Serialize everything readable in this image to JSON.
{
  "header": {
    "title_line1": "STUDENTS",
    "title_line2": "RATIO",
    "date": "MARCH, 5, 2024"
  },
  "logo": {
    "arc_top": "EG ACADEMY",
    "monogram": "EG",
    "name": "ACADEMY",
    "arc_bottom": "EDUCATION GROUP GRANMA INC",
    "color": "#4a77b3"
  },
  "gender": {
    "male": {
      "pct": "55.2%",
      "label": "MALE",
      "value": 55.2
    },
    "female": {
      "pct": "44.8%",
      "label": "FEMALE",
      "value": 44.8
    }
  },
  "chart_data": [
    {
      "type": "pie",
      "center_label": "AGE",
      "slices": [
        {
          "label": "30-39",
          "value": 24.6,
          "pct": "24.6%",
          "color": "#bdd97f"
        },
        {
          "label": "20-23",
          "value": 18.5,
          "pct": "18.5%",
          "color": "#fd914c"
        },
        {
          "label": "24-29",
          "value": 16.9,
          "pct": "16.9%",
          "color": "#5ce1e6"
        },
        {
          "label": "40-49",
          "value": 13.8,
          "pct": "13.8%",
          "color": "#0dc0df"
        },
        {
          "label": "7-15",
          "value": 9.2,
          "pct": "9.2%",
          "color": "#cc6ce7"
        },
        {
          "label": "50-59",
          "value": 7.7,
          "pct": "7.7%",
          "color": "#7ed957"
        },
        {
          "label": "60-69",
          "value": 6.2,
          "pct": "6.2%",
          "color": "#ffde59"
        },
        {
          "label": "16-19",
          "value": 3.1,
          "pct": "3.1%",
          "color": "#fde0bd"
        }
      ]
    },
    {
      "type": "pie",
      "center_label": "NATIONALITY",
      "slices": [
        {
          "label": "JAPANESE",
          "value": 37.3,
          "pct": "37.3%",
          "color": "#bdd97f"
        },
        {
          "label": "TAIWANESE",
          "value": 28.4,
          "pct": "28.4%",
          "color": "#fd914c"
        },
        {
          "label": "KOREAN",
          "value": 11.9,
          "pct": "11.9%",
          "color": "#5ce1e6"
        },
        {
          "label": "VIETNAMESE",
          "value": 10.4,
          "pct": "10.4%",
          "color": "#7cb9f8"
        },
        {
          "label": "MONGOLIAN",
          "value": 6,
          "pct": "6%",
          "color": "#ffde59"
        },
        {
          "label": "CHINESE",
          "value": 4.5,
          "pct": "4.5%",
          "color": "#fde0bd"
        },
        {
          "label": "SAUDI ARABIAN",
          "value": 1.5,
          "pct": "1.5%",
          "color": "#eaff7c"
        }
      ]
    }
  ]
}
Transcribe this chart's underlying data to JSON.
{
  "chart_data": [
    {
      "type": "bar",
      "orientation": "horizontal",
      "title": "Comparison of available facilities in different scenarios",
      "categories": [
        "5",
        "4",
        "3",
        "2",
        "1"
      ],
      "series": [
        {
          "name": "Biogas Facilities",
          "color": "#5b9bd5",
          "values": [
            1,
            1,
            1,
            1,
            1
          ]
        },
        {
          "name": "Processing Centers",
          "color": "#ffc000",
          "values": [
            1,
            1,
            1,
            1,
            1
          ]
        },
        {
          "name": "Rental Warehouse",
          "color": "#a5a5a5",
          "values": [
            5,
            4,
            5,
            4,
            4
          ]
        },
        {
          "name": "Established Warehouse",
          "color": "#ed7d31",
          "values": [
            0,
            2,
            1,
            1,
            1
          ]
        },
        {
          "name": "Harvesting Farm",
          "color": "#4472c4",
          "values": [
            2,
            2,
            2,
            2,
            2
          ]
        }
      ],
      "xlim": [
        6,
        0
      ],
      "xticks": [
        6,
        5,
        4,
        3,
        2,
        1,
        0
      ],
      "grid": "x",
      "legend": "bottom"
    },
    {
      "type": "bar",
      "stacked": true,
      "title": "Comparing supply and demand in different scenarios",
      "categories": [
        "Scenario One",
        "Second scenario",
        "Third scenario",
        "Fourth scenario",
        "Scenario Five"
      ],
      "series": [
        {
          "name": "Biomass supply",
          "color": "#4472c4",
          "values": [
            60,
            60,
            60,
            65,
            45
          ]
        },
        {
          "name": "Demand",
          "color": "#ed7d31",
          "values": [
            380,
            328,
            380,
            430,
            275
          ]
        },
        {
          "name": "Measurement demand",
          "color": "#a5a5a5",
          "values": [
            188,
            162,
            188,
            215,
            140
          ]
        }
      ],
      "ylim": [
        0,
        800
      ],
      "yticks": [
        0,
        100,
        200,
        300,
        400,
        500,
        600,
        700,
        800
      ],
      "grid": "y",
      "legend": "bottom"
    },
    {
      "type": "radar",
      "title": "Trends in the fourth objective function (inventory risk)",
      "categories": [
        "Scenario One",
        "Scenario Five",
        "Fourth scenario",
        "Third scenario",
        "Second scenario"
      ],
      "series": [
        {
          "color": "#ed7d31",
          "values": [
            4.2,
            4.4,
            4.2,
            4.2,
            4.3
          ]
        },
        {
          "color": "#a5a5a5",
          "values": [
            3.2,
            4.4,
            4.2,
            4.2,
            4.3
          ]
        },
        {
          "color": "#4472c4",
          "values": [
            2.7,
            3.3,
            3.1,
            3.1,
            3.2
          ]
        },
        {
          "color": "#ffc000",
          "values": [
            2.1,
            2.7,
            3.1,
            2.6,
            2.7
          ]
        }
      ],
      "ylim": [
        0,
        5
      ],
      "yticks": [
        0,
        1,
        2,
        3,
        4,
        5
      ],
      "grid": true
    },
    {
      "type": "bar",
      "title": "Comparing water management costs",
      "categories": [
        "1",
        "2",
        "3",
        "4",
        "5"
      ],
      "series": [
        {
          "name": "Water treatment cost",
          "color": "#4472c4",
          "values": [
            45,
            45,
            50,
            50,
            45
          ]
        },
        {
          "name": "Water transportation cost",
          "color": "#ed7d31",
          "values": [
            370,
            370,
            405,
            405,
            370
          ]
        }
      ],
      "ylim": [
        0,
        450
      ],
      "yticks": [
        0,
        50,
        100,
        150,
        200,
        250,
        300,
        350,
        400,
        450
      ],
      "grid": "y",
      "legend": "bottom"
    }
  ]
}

● **Work to do**
From the records given above, copy all lines containing "Warehouse".

● **Output of the task**
          "name": "Rental Warehouse",
          "name": "Established Warehouse",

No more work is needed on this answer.